◆ **EXERCISE INSTRUCTIONS**
A. Answer these from the La Casita passage:
(i) What did Chicago Public Schools plan to build in place of La Casita?
(ii) How many parents began the occupation, and on what date?
(iii) What did the Chicago Police Department say it would do if the group did not disperse?
B. Extend the La Casita passage, picking up after the police leave the site.

◆ **TEXT PASSAGE**
◇ ◇ ◇ ◇ ◇ ◇ ◇

In the neighborhood of Pilson, Chicago, there’s a small elementary school called Whittier Elementary School. The residents and children are mostly Mexican immigrants, and the chronically under-funded school needed repairs, a functional cafeteria, and a library. In the corner of the soccer field was an old run-down field house affectionately called “La Casita”, where parents gathered to organize to secure funding for the school – and also to come take classes in anything from sewing or GED studies.
Chicago Public Schools sent word that they wanted to tear down La Casita to make room for a new soccer field that would be shared with a nearby private school. Parents were furious . . . especially when they learned that Chicago Public Schools (CPS) had not conducted an assessment before deciding to demolish the building. The parents hired an independent assessor who verified that the building was fundamentally sound.
Negotiations with CPS led nowhere. The building remained slated for demolition. On September 16th, 2010, eleven parents entered La Casita and began an occupation to halt the demolition. They had two demands: they wanted CPS to rescind the order to destroy the field house and they demanded a library for Whittier Elementary School.
Almost immediately, news of the occupation spread. By the afternoon, supporters and the Chicago Police Department found themselves in a tense standoff. Global Nonviolent Action Database writes: “Chicago Police Department announced that they would call immigration authorities to arrest the parents if the group did not disperse. Given the fragile immigration status of many of the activists, the threat of deportation was enough to remove about half of the group, but many parents stayed behind. As the standoff continued, the protesters gathered outside began crossing over to join the parents in La Casita to show their support. Presently the number of activists supporting the La Casita occupation outweighed the number of police officers. With little other choice, the Chicago PD left the site.”

◇ ◇ ◇ ◇ ◇ ◇ ◇

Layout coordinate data
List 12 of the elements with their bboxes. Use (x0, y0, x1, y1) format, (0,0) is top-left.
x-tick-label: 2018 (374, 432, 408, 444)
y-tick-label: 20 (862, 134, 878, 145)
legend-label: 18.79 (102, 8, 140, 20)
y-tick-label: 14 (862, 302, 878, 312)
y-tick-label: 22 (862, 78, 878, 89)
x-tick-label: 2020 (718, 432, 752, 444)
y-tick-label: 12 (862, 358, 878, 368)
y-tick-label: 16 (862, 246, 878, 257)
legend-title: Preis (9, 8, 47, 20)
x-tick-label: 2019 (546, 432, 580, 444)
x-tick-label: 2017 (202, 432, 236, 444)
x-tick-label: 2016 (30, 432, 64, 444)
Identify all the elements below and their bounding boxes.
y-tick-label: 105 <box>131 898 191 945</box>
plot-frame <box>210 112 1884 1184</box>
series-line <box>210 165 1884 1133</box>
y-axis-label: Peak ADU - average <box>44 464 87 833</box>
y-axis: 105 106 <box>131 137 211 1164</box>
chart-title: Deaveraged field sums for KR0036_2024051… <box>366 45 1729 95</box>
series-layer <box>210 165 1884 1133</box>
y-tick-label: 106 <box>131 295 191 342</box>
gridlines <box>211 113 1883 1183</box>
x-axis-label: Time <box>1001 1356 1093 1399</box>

◇ ◇ ◇ ◇ ◇ ◇ ◇

◆ **EXPECTED RESULTS**
A.
(i) A new soccer field to be shared with a nearby private school.
(ii) Eleven parents, on September 16th, 2010.
(iii) It would call immigration authorities to arrest the parents.

B.
The occupation continued for forty-three days. On a chilly October day, nearly three weeks into the occupation, CPS turned off the heat in the building to try to force the parents to leave. Backlash from the public made them turn it back on. A week later, a demolition crew showed up with bulldozers and dump trucks. After a tense and heated confrontation, the demolition crew retreated. As CPS’ refusal to meet the demands of the parents continued, the community decided to begin to build a library themselves. They collected donations from the community and from Chicago Underground Library (CUL). Soon, the students were checking out books from La Casita as the parents continued to occupy night and day. On October 27th, 2010, Chicago Public Schools CEO Ron Huberman finally agreed – in writing – to meet the demands of the parents. La Casita would not be demolished, but instead leased to the Whittier parents for $1 a year. In addition, the CPS would provide Whittier with funding for a school library.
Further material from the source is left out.